(Stated problem):
For the listing below, give the number of lines in which "time" occurs. Add nothing.
━━━━━━━━━━━━━━━━━━━━
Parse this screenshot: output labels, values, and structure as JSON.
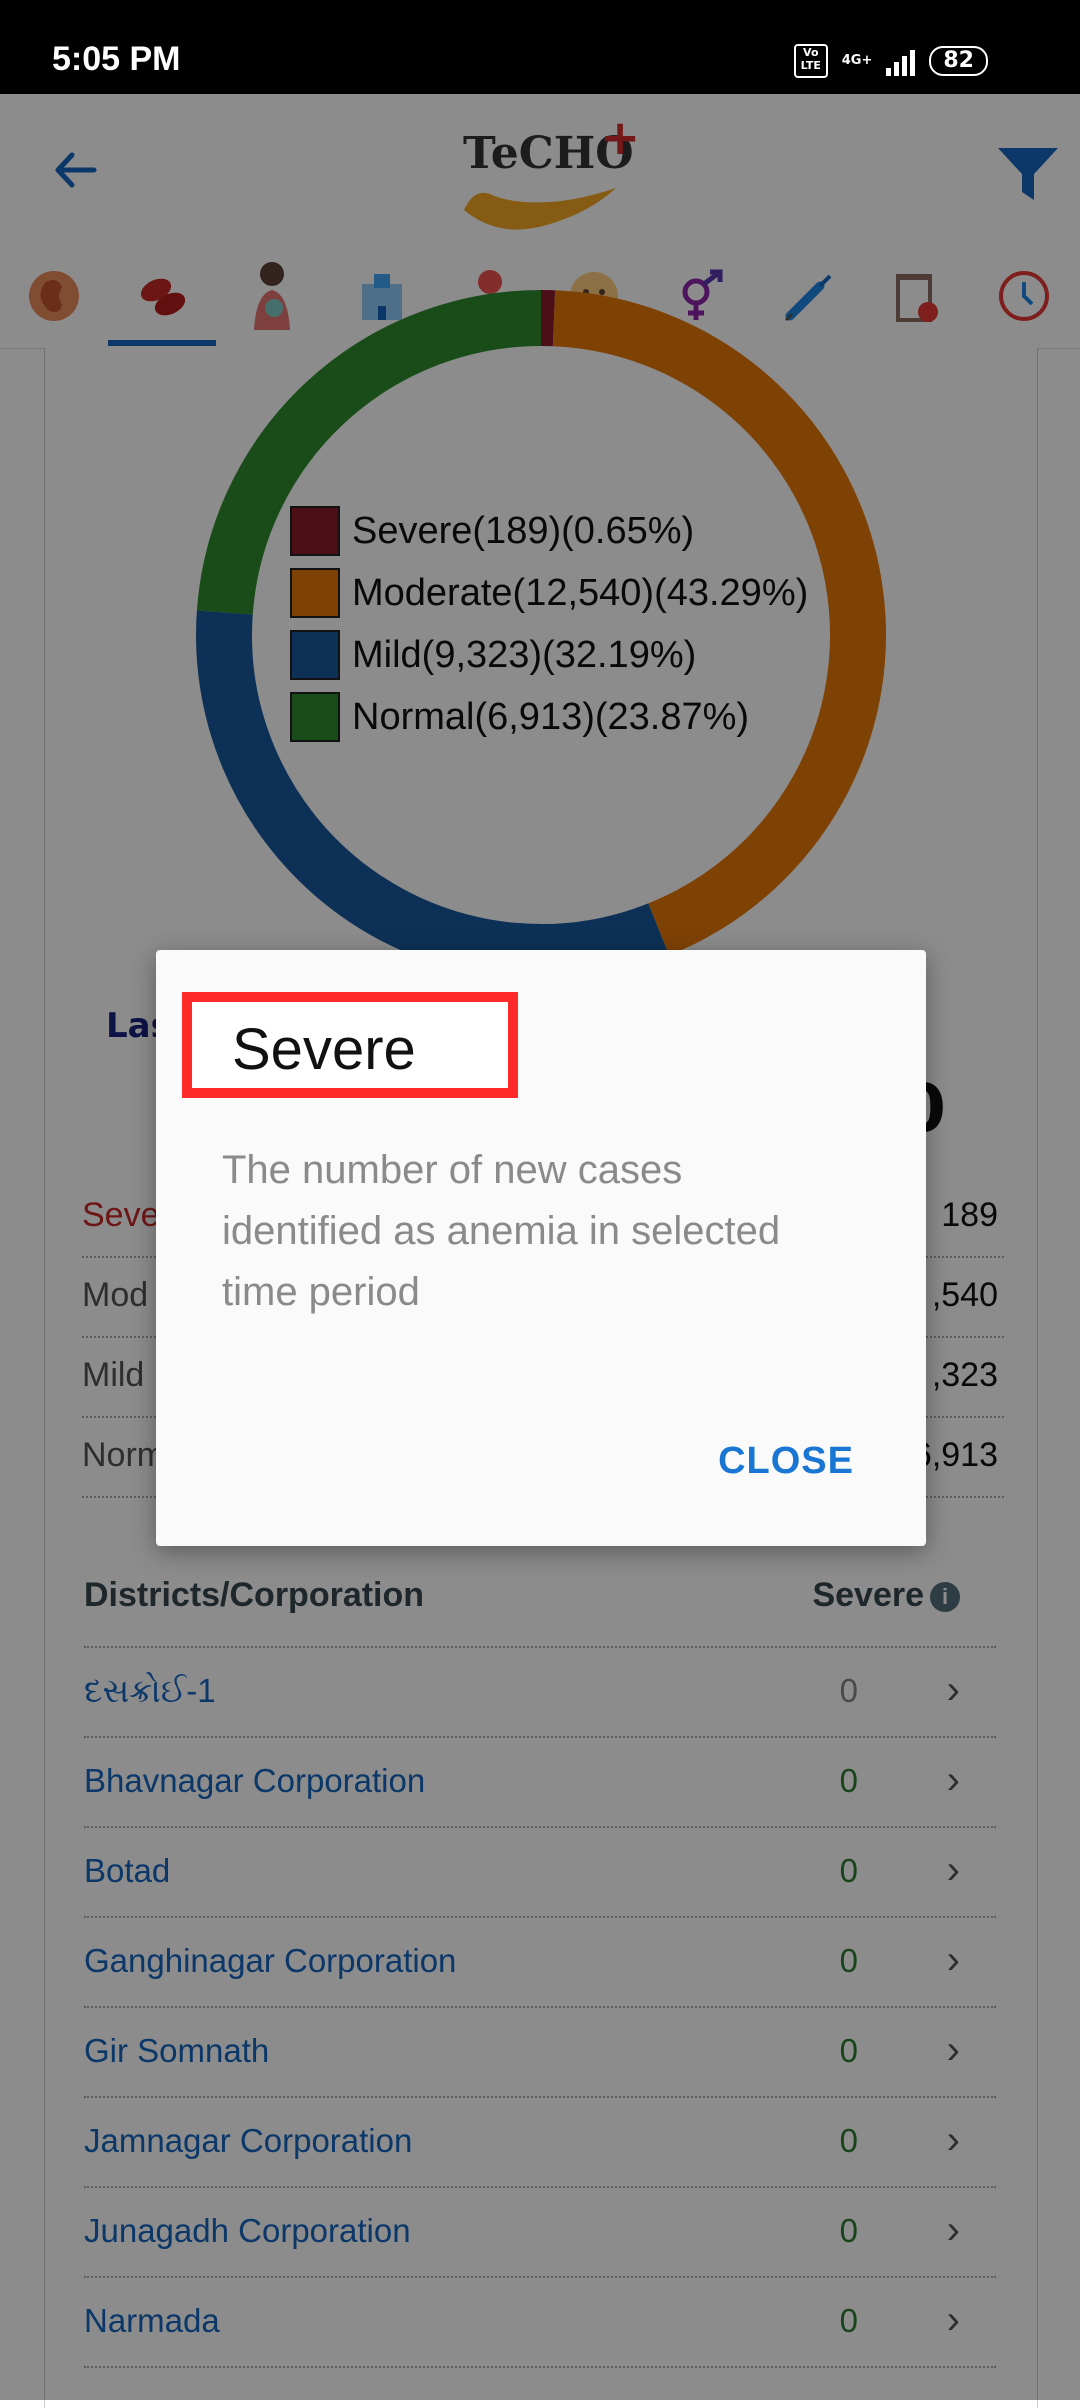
{
  "status_bar": {
    "time": "5:05 PM",
    "volte": "Vo LTE",
    "network": "4G+",
    "battery": "82"
  },
  "app_bar": {
    "logo_text": "TeCHO",
    "logo_plus": "+"
  },
  "tabs": [
    {
      "name": "kidney-icon"
    },
    {
      "name": "blood-cells-icon"
    },
    {
      "name": "mother-child-icon"
    },
    {
      "name": "hospital-icon"
    },
    {
      "name": "baby-scale-icon"
    },
    {
      "name": "baby-face-icon"
    },
    {
      "name": "gender-icon"
    },
    {
      "name": "syringe-icon"
    },
    {
      "name": "clipboard-icon"
    },
    {
      "name": "clock-icon"
    }
  ],
  "chart_data": {
    "type": "pie",
    "style": "donut",
    "categories": [
      "Severe",
      "Moderate",
      "Mild",
      "Normal"
    ],
    "values": [
      189,
      12540,
      9323,
      6913
    ],
    "percentages": [
      0.65,
      43.29,
      32.19,
      23.87
    ],
    "colors": [
      "#8b1a2b",
      "#e8780a",
      "#185a9d",
      "#2e8b2e"
    ],
    "legend": [
      {
        "label": "Severe(189)(0.65%)",
        "color": "#8b1a2b"
      },
      {
        "label": "Moderate(12,540)(43.29%)",
        "color": "#e8780a"
      },
      {
        "label": "Mild(9,323)(32.19%)",
        "color": "#185a9d"
      },
      {
        "label": "Normal(6,913)(23.87%)",
        "color": "#2e8b2e"
      }
    ]
  },
  "summary": {
    "partial_title": "Las",
    "partial_total": "0",
    "rows": [
      {
        "label": "Seve",
        "value": "189",
        "color": "#c62828"
      },
      {
        "label": "Mod",
        "value": ",540",
        "color": "#555555"
      },
      {
        "label": "Mild",
        "value": ",323",
        "color": "#555555"
      },
      {
        "label": "Norm",
        "value": "6,913",
        "color": "#555555"
      }
    ]
  },
  "districts": {
    "header_left": "Districts/Corporation",
    "header_right": "Severe",
    "info_icon": "i",
    "rows": [
      {
        "name": "દસક્રોઈ-1",
        "count": "0"
      },
      {
        "name": "Bhavnagar Corporation",
        "count": "0"
      },
      {
        "name": "Botad",
        "count": "0"
      },
      {
        "name": "Ganghinagar Corporation",
        "count": "0"
      },
      {
        "name": "Gir Somnath",
        "count": "0"
      },
      {
        "name": "Jamnagar Corporation",
        "count": "0"
      },
      {
        "name": "Junagadh Corporation",
        "count": "0"
      },
      {
        "name": "Narmada",
        "count": "0"
      }
    ],
    "first_count_color": "#888888",
    "count_color": "#2e7d32",
    "chevron": "›"
  },
  "dialog": {
    "title": "Severe",
    "message": "The number of new cases identified as anemia in selected time period",
    "close_label": "CLOSE"
  }
}
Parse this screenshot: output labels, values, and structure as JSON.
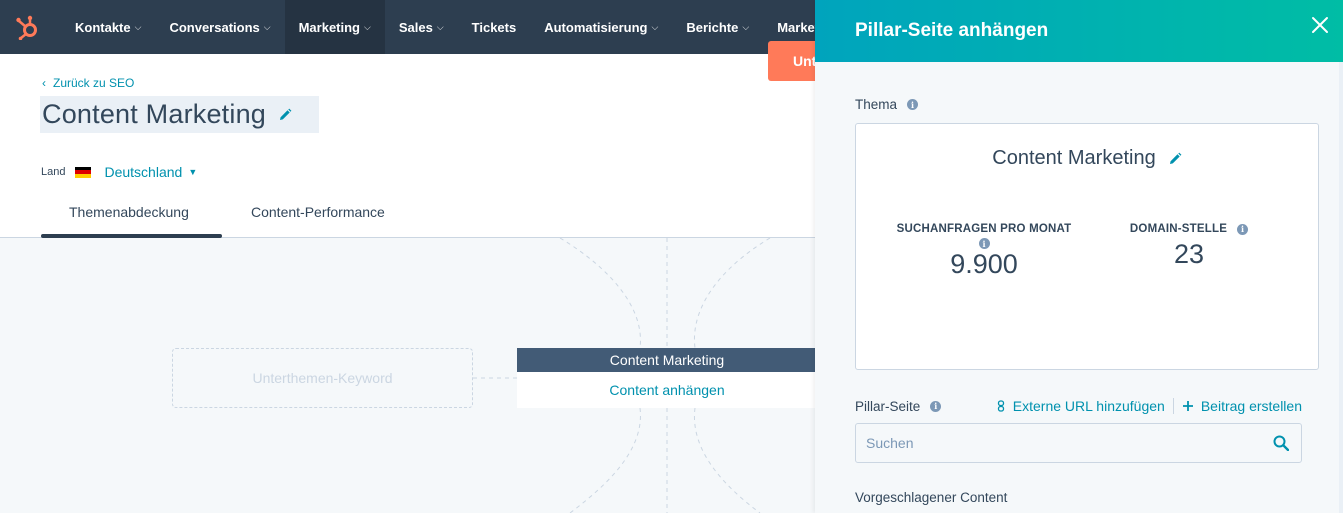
{
  "nav": {
    "items": [
      {
        "label": "Kontakte",
        "has_chevron": true,
        "active": false
      },
      {
        "label": "Conversations",
        "has_chevron": true,
        "active": false
      },
      {
        "label": "Marketing",
        "has_chevron": true,
        "active": true
      },
      {
        "label": "Sales",
        "has_chevron": true,
        "active": false
      },
      {
        "label": "Tickets",
        "has_chevron": false,
        "active": false
      },
      {
        "label": "Automatisierung",
        "has_chevron": true,
        "active": false
      },
      {
        "label": "Berichte",
        "has_chevron": true,
        "active": false
      },
      {
        "label": "Marketp",
        "has_chevron": false,
        "active": false
      }
    ],
    "chevron": "⌵"
  },
  "header": {
    "back_link": "Zurück zu SEO",
    "back_arrow": "‹",
    "title": "Content Marketing",
    "land_label": "Land",
    "country": "Deutschland",
    "country_caret": "▼",
    "cta_label": "Unt",
    "tabs": [
      "Themenabdeckung",
      "Content-Performance"
    ],
    "active_tab": 0
  },
  "canvas": {
    "subtopic_placeholder": "Unterthemen-Keyword",
    "pillar_title": "Content Marketing",
    "pillar_action": "Content anhängen"
  },
  "panel": {
    "title": "Pillar-Seite anhängen",
    "thema_label": "Thema",
    "card": {
      "title": "Content Marketing",
      "stats": [
        {
          "label": "SUCHANFRAGEN PRO MONAT",
          "value": "9.900"
        },
        {
          "label": "DOMAIN-STELLE",
          "value": "23"
        }
      ]
    },
    "pillar_label": "Pillar-Seite",
    "add_url_label": "Externe URL hinzufügen",
    "create_post_label": "Beitrag erstellen",
    "search_placeholder": "Suchen",
    "suggested_label": "Vorgeschlagener Content"
  },
  "colors": {
    "nav_bg": "#2d3e50",
    "nav_active": "#253342",
    "accent_orange": "#ff7a59",
    "link_teal": "#0091ae",
    "panel_gradient_start": "#00a4bd",
    "panel_gradient_end": "#00bda5",
    "text_dark": "#33475b",
    "pillar_head": "#425b76"
  },
  "icons": {
    "logo": "hubspot-sprocket-icon",
    "edit": "pencil-icon",
    "info": "info-icon",
    "close": "close-icon",
    "link": "link-icon",
    "plus": "plus-icon",
    "search": "search-icon",
    "flag": "germany-flag-icon"
  }
}
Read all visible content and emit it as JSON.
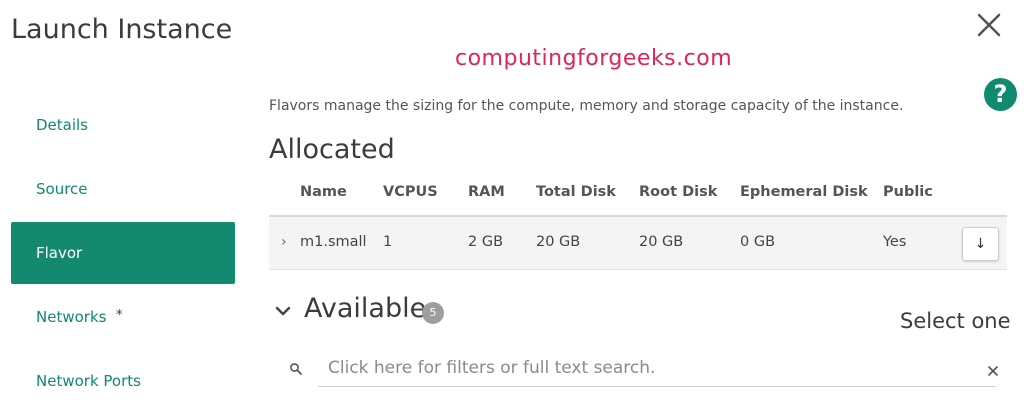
{
  "dialog": {
    "title": "Launch Instance",
    "watermark": "computingforgeeks.com",
    "help_label": "?"
  },
  "sidebar": {
    "items": [
      {
        "label": "Details",
        "active": false
      },
      {
        "label": "Source",
        "active": false
      },
      {
        "label": "Flavor",
        "active": true
      },
      {
        "label": "Networks",
        "active": false,
        "required_mark": "*"
      },
      {
        "label": "Network Ports",
        "active": false
      }
    ]
  },
  "main": {
    "description": "Flavors manage the sizing for the compute, memory and storage capacity of the instance.",
    "allocated": {
      "heading": "Allocated",
      "columns": [
        "Name",
        "VCPUS",
        "RAM",
        "Total Disk",
        "Root Disk",
        "Ephemeral Disk",
        "Public"
      ],
      "rows": [
        {
          "chevron": "›",
          "name": "m1.small",
          "vcpus": "1",
          "ram": "2 GB",
          "total_disk": "20 GB",
          "root_disk": "20 GB",
          "ephemeral_disk": "0 GB",
          "public": "Yes",
          "action": "↓"
        }
      ]
    },
    "available": {
      "heading": "Available",
      "count": "5",
      "select_hint": "Select one",
      "search_placeholder": "Click here for filters or full text search."
    }
  },
  "colors": {
    "accent": "#138a70",
    "watermark": "#e0245e"
  },
  "icons": {
    "close": "close-icon",
    "help": "help-icon",
    "search": "search-icon",
    "clear": "clear-icon",
    "toggle": "chevron-down-icon",
    "row_expand": "chevron-right-icon",
    "row_action": "arrow-down-icon"
  }
}
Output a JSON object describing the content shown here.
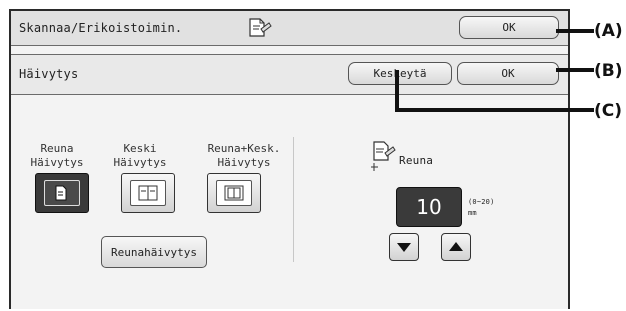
{
  "header": {
    "title": "Skannaa/Erikoistoimin.",
    "ok_label": "OK"
  },
  "subheader": {
    "title": "Häivytys",
    "cancel_label": "Keskeytä",
    "ok_label": "OK"
  },
  "modes": [
    {
      "label_line1": "Reuna",
      "label_line2": "Häivytys",
      "selected": true
    },
    {
      "label_line1": "Keski",
      "label_line2": "Häivytys",
      "selected": false
    },
    {
      "label_line1": "Reuna+Kesk.",
      "label_line2": "Häivytys",
      "selected": false
    }
  ],
  "edge_button_label": "Reunahäivytys",
  "edge": {
    "label": "Reuna",
    "value": "10",
    "range": "(0~20)",
    "unit": "mm"
  },
  "callouts": {
    "a": "(A)",
    "b": "(B)",
    "c": "(C)"
  },
  "icons": {
    "header": "scan-page-icon",
    "edge": "edge-erase-icon",
    "modes": [
      "edge-erase-mode-icon",
      "center-erase-mode-icon",
      "edge-center-erase-mode-icon"
    ],
    "down": "triangle-down-icon",
    "up": "triangle-up-icon"
  },
  "colors": {
    "selected": "#3a3a3a",
    "panel": "#f3f3f3",
    "header": "#e1e1e1"
  }
}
━━━━━━━━━━━━━━━━━━━━
(Response to the exercise):
2